Task instructions: Leave the pictures out and print every record below exactly as it stands.
==== Source data
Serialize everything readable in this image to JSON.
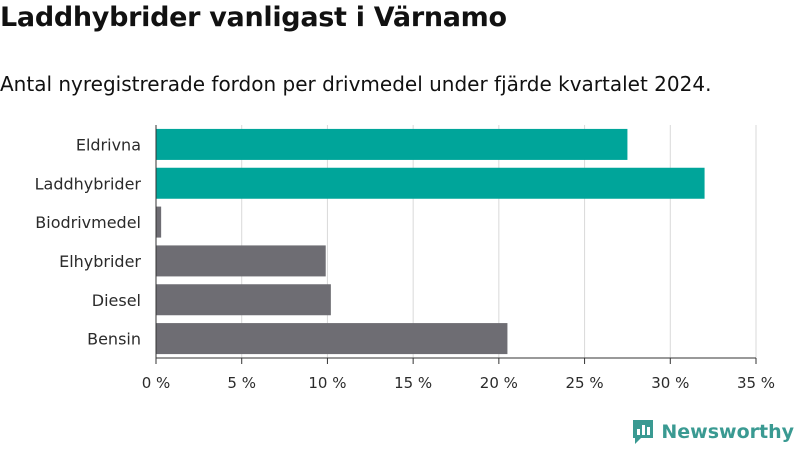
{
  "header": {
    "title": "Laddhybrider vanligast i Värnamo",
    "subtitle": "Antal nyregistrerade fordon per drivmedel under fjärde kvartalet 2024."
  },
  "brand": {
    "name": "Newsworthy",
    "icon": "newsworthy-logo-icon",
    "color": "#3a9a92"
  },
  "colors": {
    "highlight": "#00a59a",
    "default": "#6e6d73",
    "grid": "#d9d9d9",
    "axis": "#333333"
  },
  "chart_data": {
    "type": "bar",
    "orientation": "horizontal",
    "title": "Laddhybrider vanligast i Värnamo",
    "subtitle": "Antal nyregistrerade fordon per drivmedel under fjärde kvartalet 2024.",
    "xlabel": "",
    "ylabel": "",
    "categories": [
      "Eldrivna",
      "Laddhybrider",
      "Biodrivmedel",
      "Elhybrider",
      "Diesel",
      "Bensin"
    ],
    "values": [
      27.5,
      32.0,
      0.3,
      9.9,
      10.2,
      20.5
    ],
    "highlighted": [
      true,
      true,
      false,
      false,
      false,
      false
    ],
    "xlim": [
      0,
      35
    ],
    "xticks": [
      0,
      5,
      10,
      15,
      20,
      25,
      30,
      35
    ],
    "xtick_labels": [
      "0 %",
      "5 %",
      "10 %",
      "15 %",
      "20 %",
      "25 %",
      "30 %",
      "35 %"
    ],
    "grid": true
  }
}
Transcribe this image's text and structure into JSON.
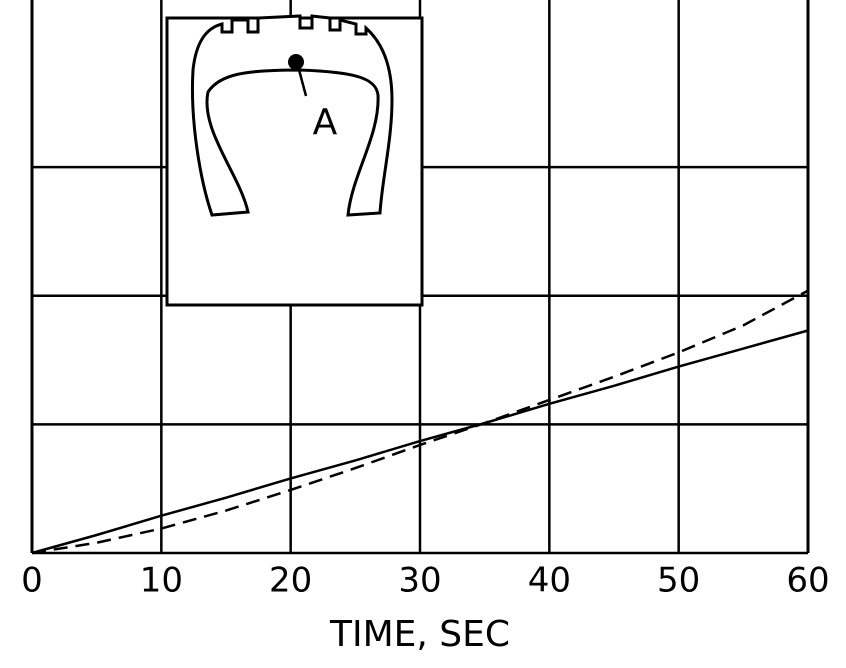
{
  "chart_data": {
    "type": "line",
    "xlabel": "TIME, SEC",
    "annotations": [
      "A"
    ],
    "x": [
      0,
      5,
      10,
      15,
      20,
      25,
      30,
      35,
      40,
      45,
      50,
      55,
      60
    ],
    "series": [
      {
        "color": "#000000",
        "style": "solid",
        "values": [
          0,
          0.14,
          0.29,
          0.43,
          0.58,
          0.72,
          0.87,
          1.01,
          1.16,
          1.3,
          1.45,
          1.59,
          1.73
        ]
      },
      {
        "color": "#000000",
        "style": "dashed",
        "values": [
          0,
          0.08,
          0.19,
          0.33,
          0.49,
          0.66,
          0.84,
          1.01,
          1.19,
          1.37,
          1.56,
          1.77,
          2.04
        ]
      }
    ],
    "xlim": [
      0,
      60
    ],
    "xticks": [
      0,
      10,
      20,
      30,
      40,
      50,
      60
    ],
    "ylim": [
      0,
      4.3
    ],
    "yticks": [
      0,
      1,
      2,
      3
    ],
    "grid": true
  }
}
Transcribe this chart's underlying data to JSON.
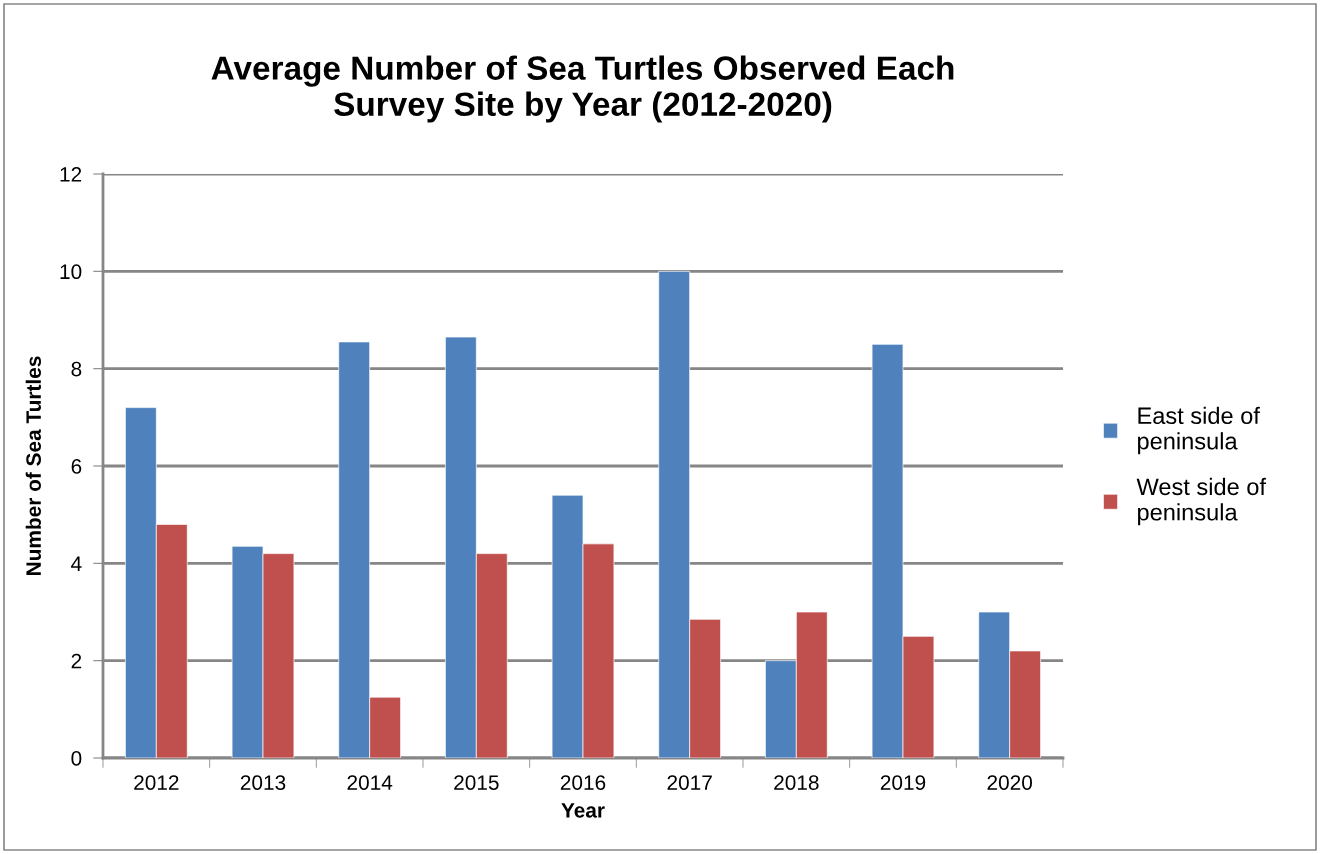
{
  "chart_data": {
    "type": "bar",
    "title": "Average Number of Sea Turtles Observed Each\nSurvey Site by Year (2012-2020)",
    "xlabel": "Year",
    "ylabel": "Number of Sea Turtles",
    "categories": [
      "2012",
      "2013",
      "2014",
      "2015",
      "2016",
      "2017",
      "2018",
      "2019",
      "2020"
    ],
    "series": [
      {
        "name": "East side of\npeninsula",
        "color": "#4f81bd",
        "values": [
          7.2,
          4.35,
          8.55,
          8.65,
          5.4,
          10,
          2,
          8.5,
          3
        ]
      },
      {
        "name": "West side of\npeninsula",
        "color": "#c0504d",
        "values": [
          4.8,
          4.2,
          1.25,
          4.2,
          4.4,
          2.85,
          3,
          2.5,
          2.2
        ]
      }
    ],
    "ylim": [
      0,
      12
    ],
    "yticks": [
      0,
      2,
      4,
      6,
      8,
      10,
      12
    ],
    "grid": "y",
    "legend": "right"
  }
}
========
Written answer:
Serialize everything readable in this image to JSON.
{
  "header": {
    "title": "Laddhybrider vanligast i Värnamo",
    "subtitle": "Antal nyregistrerade fordon per drivmedel under fjärde kvartalet 2024."
  },
  "brand": {
    "name": "Newsworthy",
    "icon": "newsworthy-logo-icon",
    "color": "#3a9a92"
  },
  "colors": {
    "highlight": "#00a59a",
    "default": "#6e6d73",
    "grid": "#d9d9d9",
    "axis": "#333333"
  },
  "chart_data": {
    "type": "bar",
    "orientation": "horizontal",
    "title": "Laddhybrider vanligast i Värnamo",
    "subtitle": "Antal nyregistrerade fordon per drivmedel under fjärde kvartalet 2024.",
    "xlabel": "",
    "ylabel": "",
    "categories": [
      "Eldrivna",
      "Laddhybrider",
      "Biodrivmedel",
      "Elhybrider",
      "Diesel",
      "Bensin"
    ],
    "values": [
      27.5,
      32.0,
      0.3,
      9.9,
      10.2,
      20.5
    ],
    "highlighted": [
      true,
      true,
      false,
      false,
      false,
      false
    ],
    "xlim": [
      0,
      35
    ],
    "xticks": [
      0,
      5,
      10,
      15,
      20,
      25,
      30,
      35
    ],
    "xtick_labels": [
      "0 %",
      "5 %",
      "10 %",
      "15 %",
      "20 %",
      "25 %",
      "30 %",
      "35 %"
    ],
    "grid": true
  }
}
Transcribe this image's text and structure into JSON.
{
  "chart_data": {
    "type": "line",
    "xlabel": "TIME, SEC",
    "annotations": [
      "A"
    ],
    "x": [
      0,
      5,
      10,
      15,
      20,
      25,
      30,
      35,
      40,
      45,
      50,
      55,
      60
    ],
    "series": [
      {
        "color": "#000000",
        "style": "solid",
        "values": [
          0,
          0.14,
          0.29,
          0.43,
          0.58,
          0.72,
          0.87,
          1.01,
          1.16,
          1.3,
          1.45,
          1.59,
          1.73
        ]
      },
      {
        "color": "#000000",
        "style": "dashed",
        "values": [
          0,
          0.08,
          0.19,
          0.33,
          0.49,
          0.66,
          0.84,
          1.01,
          1.19,
          1.37,
          1.56,
          1.77,
          2.04
        ]
      }
    ],
    "xlim": [
      0,
      60
    ],
    "xticks": [
      0,
      10,
      20,
      30,
      40,
      50,
      60
    ],
    "ylim": [
      0,
      4.3
    ],
    "yticks": [
      0,
      1,
      2,
      3
    ],
    "grid": true
  }
}
Transcribe this chart's underlying data to JSON.
{
  "chart_data": {
    "type": "bar",
    "title": "Average Number of Sea Turtles Observed Each\nSurvey Site by Year (2012-2020)",
    "xlabel": "Year",
    "ylabel": "Number of Sea Turtles",
    "categories": [
      "2012",
      "2013",
      "2014",
      "2015",
      "2016",
      "2017",
      "2018",
      "2019",
      "2020"
    ],
    "series": [
      {
        "name": "East side of\npeninsula",
        "color": "#4f81bd",
        "values": [
          7.2,
          4.35,
          8.55,
          8.65,
          5.4,
          10,
          2,
          8.5,
          3
        ]
      },
      {
        "name": "West side of\npeninsula",
        "color": "#c0504d",
        "values": [
          4.8,
          4.2,
          1.25,
          4.2,
          4.4,
          2.85,
          3,
          2.5,
          2.2
        ]
      }
    ],
    "ylim": [
      0,
      12
    ],
    "yticks": [
      0,
      2,
      4,
      6,
      8,
      10,
      12
    ],
    "grid": "y",
    "legend": "right"
  }
}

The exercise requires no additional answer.